# WORK INSTRUCTIONS:
Copy the lines below word for word, keeping every character.

[Labeled box records]
-*-*-

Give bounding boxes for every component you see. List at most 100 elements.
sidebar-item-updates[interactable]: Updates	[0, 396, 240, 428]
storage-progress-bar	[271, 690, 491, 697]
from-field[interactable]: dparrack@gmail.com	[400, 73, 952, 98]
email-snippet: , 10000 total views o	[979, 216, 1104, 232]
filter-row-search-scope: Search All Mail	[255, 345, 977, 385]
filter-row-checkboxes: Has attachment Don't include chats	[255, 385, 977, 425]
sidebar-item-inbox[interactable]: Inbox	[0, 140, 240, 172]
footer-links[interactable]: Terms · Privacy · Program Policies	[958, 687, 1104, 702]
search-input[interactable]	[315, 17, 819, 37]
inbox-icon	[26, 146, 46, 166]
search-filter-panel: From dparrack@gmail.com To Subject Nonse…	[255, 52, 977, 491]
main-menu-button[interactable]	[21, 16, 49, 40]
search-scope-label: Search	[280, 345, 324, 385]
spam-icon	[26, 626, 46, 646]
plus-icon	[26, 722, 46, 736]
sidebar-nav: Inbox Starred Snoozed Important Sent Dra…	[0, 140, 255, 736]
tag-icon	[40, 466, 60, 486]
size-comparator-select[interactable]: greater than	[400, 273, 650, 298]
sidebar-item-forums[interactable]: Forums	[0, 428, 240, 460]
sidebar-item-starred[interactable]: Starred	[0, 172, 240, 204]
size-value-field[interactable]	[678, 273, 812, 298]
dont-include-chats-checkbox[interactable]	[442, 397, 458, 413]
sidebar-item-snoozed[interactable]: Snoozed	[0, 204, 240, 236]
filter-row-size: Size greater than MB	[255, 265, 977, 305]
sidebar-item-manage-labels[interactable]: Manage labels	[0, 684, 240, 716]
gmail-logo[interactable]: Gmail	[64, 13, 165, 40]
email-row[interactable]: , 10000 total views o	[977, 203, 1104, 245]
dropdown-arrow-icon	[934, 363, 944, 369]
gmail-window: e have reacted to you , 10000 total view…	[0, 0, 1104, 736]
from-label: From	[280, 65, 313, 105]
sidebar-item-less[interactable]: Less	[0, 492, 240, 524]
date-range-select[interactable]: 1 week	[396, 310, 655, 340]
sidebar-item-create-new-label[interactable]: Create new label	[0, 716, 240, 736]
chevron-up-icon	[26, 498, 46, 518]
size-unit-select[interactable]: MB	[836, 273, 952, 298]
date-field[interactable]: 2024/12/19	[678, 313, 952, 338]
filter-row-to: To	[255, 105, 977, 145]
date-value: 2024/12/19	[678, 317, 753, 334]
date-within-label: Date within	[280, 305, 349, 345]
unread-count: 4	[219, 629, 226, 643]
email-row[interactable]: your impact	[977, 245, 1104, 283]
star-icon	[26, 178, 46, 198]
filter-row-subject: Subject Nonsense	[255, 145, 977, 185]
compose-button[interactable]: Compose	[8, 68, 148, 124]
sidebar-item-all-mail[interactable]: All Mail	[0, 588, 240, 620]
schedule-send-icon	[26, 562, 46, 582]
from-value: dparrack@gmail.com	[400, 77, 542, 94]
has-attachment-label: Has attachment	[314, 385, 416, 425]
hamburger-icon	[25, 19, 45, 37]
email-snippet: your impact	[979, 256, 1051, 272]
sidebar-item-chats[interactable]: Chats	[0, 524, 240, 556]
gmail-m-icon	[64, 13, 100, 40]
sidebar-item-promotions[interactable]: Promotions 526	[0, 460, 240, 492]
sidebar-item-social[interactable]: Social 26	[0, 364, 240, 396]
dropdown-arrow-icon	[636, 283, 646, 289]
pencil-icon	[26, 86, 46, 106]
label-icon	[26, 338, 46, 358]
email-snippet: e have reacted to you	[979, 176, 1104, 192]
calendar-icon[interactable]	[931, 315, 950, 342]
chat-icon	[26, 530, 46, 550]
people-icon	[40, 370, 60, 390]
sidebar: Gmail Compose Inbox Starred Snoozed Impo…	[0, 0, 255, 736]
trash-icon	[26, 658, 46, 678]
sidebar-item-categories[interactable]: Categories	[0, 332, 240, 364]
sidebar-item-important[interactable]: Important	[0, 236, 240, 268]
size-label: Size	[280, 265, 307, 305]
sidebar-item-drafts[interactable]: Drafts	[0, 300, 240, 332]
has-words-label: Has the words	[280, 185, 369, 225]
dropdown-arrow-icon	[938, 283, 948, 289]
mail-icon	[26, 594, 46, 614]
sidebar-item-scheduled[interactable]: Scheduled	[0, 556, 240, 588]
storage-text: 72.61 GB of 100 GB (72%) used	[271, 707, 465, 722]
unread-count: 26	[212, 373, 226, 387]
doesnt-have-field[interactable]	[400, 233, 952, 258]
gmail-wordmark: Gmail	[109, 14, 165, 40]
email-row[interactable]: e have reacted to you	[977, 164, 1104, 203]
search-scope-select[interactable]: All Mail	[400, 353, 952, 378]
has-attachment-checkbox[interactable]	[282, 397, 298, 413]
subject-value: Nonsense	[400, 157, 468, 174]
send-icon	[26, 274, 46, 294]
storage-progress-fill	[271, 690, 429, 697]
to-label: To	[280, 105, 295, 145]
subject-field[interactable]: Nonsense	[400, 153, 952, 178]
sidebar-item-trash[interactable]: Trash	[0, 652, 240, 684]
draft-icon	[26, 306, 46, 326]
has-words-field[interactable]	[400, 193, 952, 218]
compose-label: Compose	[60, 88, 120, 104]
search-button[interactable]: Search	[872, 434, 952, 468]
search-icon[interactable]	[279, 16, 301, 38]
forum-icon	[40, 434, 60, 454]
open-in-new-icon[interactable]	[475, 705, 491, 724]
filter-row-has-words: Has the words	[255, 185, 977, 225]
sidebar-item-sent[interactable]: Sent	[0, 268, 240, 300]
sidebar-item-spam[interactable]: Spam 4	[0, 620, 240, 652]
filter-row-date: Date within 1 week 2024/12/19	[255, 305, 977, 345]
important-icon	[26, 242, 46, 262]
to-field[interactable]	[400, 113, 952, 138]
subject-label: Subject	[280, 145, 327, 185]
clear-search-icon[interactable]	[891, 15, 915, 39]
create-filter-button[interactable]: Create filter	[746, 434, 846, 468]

-*-*-

# CORRECT OUTPUT:
Give bounding boxes for every component you see. List at most 100 elements.
sidebar-item-updates[interactable]: Updates	[0, 396, 240, 428]
storage-progress-bar	[271, 690, 491, 697]
from-field[interactable]: dparrack@gmail.com	[400, 73, 952, 98]
email-snippet: , 10000 total views o	[979, 216, 1104, 232]
filter-row-search-scope: Search All Mail	[255, 345, 977, 385]
filter-row-checkboxes: Has attachment Don't include chats	[255, 385, 977, 425]
sidebar-item-inbox[interactable]: Inbox	[0, 140, 240, 172]
footer-links[interactable]: Terms · Privacy · Program Policies	[958, 687, 1104, 702]
search-input[interactable]	[315, 17, 819, 37]
inbox-icon	[26, 146, 46, 166]
search-filter-panel: From dparrack@gmail.com To Subject Nonse…	[255, 52, 977, 491]
main-menu-button[interactable]	[21, 16, 49, 40]
search-scope-label: Search	[280, 345, 324, 385]
spam-icon	[26, 626, 46, 646]
plus-icon	[26, 722, 46, 736]
sidebar-nav: Inbox Starred Snoozed Important Sent Dra…	[0, 140, 255, 736]
tag-icon	[40, 466, 60, 486]
size-comparator-select[interactable]: greater than	[400, 273, 650, 298]
sidebar-item-forums[interactable]: Forums	[0, 428, 240, 460]
sidebar-item-starred[interactable]: Starred	[0, 172, 240, 204]
size-value-field[interactable]	[678, 273, 812, 298]
dont-include-chats-checkbox[interactable]	[442, 397, 458, 413]
sidebar-item-snoozed[interactable]: Snoozed	[0, 204, 240, 236]
filter-row-size: Size greater than MB	[255, 265, 977, 305]
sidebar-item-manage-labels[interactable]: Manage labels	[0, 684, 240, 716]
gmail-logo[interactable]: Gmail	[64, 13, 165, 40]
email-row[interactable]: , 10000 total views o	[977, 203, 1104, 245]
dropdown-arrow-icon	[934, 363, 944, 369]
gmail-window: e have reacted to you , 10000 total view…	[0, 0, 1104, 736]
from-label: From	[280, 65, 313, 105]
sidebar-item-less[interactable]: Less	[0, 492, 240, 524]
date-range-select[interactable]: 1 week	[396, 310, 655, 340]
sidebar-item-create-new-label[interactable]: Create new label	[0, 716, 240, 736]
chevron-up-icon	[26, 498, 46, 518]
size-unit-select[interactable]: MB	[836, 273, 952, 298]
date-field[interactable]: 2024/12/19	[678, 313, 952, 338]
filter-row-to: To	[255, 105, 977, 145]
date-value: 2024/12/19	[678, 317, 753, 334]
date-within-label: Date within	[280, 305, 349, 345]
unread-count: 4	[219, 629, 226, 643]
email-row[interactable]: your impact	[977, 245, 1104, 283]
star-icon	[26, 178, 46, 198]
filter-row-subject: Subject Nonsense	[255, 145, 977, 185]
compose-button[interactable]: Compose	[8, 68, 148, 124]
sidebar-item-all-mail[interactable]: All Mail	[0, 588, 240, 620]
schedule-send-icon	[26, 562, 46, 582]
from-value: dparrack@gmail.com	[400, 77, 542, 94]
has-attachment-label: Has attachment	[314, 385, 416, 425]
hamburger-icon	[25, 19, 45, 37]
email-snippet: your impact	[979, 256, 1051, 272]
sidebar-item-chats[interactable]: Chats	[0, 524, 240, 556]
gmail-m-icon	[64, 13, 100, 40]
sidebar-item-promotions[interactable]: Promotions 526	[0, 460, 240, 492]
sidebar-item-social[interactable]: Social 26	[0, 364, 240, 396]
dropdown-arrow-icon	[636, 283, 646, 289]
pencil-icon	[26, 86, 46, 106]
label-icon	[26, 338, 46, 358]
email-snippet: e have reacted to you	[979, 176, 1104, 192]
calendar-icon[interactable]	[931, 315, 950, 342]
chat-icon	[26, 530, 46, 550]
people-icon	[40, 370, 60, 390]
sidebar: Gmail Compose Inbox Starred Snoozed Impo…	[0, 0, 255, 736]
trash-icon	[26, 658, 46, 678]
sidebar-item-categories[interactable]: Categories	[0, 332, 240, 364]
sidebar-item-important[interactable]: Important	[0, 236, 240, 268]
size-label: Size	[280, 265, 307, 305]
sidebar-item-drafts[interactable]: Drafts	[0, 300, 240, 332]
has-words-label: Has the words	[280, 185, 369, 225]
dropdown-arrow-icon	[938, 283, 948, 289]
mail-icon	[26, 594, 46, 614]
sidebar-item-scheduled[interactable]: Scheduled	[0, 556, 240, 588]
storage-text: 72.61 GB of 100 GB (72%) used	[271, 707, 465, 722]
unread-count: 26	[212, 373, 226, 387]
doesnt-have-field[interactable]	[400, 233, 952, 258]
gmail-wordmark: Gmail	[109, 14, 165, 40]
email-row[interactable]: e have reacted to you	[977, 164, 1104, 203]
search-scope-select[interactable]: All Mail	[400, 353, 952, 378]
has-attachment-checkbox[interactable]	[282, 397, 298, 413]
subject-value: Nonsense	[400, 157, 468, 174]
send-icon	[26, 274, 46, 294]
storage-progress-fill	[271, 690, 429, 697]
to-label: To	[280, 105, 295, 145]
subject-field[interactable]: Nonsense	[400, 153, 952, 178]
sidebar-item-trash[interactable]: Trash	[0, 652, 240, 684]
draft-icon	[26, 306, 46, 326]
has-words-field[interactable]	[400, 193, 952, 218]
compose-label: Compose	[60, 88, 120, 104]
search-button[interactable]: Search	[872, 434, 952, 468]
search-icon[interactable]	[279, 16, 301, 38]
forum-icon	[40, 434, 60, 454]
open-in-new-icon[interactable]	[475, 705, 491, 724]
filter-row-has-words: Has the words	[255, 185, 977, 225]
sidebar-item-sent[interactable]: Sent	[0, 268, 240, 300]
sidebar-item-spam[interactable]: Spam 4	[0, 620, 240, 652]
filter-row-date: Date within 1 week 2024/12/19	[255, 305, 977, 345]
important-icon	[26, 242, 46, 262]
to-field[interactable]	[400, 113, 952, 138]
subject-label: Subject	[280, 145, 327, 185]
clear-search-icon[interactable]	[891, 15, 915, 39]
create-filter-button[interactable]: Create filter	[746, 434, 846, 468]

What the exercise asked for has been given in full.